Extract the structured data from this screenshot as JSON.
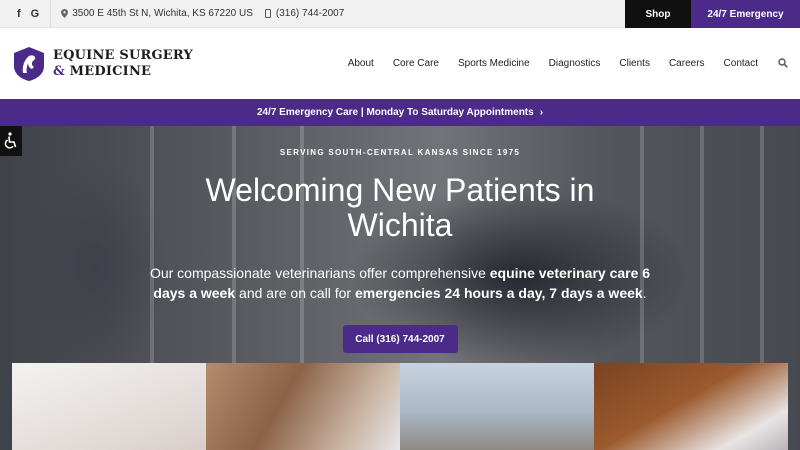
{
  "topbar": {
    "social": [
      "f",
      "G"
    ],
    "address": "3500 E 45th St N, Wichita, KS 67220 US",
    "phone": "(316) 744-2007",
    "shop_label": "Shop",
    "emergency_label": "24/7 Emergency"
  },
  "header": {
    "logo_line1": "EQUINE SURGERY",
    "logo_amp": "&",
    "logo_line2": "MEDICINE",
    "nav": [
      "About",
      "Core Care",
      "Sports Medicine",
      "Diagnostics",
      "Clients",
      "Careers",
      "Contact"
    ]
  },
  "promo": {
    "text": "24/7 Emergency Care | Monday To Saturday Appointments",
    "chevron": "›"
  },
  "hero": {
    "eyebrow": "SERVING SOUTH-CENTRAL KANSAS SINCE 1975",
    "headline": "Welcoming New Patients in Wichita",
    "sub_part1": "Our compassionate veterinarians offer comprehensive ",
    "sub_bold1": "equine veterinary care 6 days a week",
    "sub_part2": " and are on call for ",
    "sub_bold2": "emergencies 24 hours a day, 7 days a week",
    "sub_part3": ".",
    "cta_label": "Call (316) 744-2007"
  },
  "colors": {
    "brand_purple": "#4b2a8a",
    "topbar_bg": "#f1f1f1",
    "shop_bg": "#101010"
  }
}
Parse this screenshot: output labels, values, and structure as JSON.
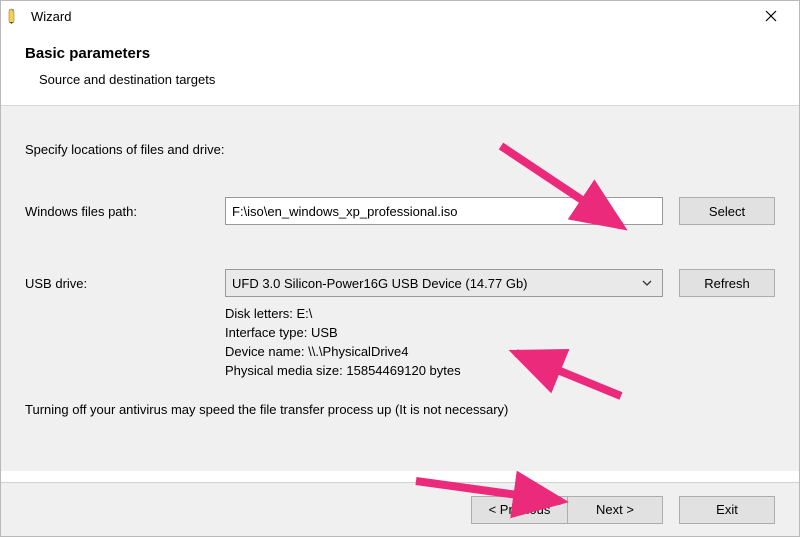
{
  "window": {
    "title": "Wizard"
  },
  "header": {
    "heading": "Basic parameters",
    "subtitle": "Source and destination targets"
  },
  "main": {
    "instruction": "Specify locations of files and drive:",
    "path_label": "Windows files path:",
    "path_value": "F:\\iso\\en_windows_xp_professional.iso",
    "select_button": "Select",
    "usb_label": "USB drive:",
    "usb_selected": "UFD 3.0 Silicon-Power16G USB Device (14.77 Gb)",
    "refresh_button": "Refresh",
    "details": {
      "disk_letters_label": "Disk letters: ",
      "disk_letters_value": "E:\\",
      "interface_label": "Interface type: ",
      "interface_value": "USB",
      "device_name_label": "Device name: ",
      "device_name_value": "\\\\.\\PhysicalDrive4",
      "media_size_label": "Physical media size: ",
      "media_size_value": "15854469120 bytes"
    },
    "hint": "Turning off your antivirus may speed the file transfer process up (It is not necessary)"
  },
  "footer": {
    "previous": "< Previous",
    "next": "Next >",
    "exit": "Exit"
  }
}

== == ==

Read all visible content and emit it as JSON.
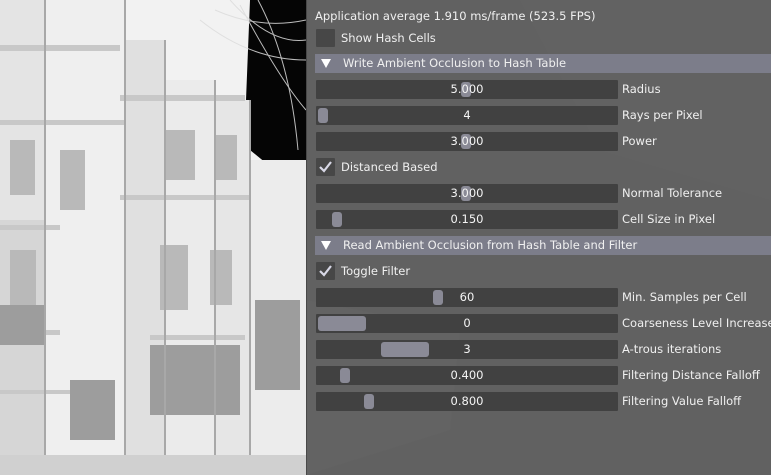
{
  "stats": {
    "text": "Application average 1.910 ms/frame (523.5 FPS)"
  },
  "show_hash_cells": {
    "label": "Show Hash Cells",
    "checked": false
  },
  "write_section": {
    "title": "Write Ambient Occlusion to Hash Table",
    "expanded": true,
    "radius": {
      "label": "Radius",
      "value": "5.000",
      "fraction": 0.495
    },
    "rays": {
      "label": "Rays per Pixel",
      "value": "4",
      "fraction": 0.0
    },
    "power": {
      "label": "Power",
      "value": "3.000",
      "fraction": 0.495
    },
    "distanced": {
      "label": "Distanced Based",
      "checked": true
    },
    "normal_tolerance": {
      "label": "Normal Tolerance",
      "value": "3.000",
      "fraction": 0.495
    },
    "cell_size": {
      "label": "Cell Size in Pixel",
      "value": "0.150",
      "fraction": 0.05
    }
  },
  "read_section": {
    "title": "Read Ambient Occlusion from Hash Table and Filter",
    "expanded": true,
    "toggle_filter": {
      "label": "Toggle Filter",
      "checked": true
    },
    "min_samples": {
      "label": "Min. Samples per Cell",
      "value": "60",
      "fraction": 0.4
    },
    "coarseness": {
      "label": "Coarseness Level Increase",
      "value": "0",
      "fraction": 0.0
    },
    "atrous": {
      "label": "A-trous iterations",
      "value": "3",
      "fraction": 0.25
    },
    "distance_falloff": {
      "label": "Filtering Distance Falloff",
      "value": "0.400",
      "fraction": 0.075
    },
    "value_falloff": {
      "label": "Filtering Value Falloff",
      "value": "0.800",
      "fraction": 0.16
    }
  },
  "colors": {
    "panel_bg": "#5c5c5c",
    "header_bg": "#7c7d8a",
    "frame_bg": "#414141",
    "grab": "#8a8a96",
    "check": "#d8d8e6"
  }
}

== == ==

__Exercise instructions__:
A count is needed of the lines above that hold the word "JSON"; give that count and no other text.

__Solution to the exercise__:
3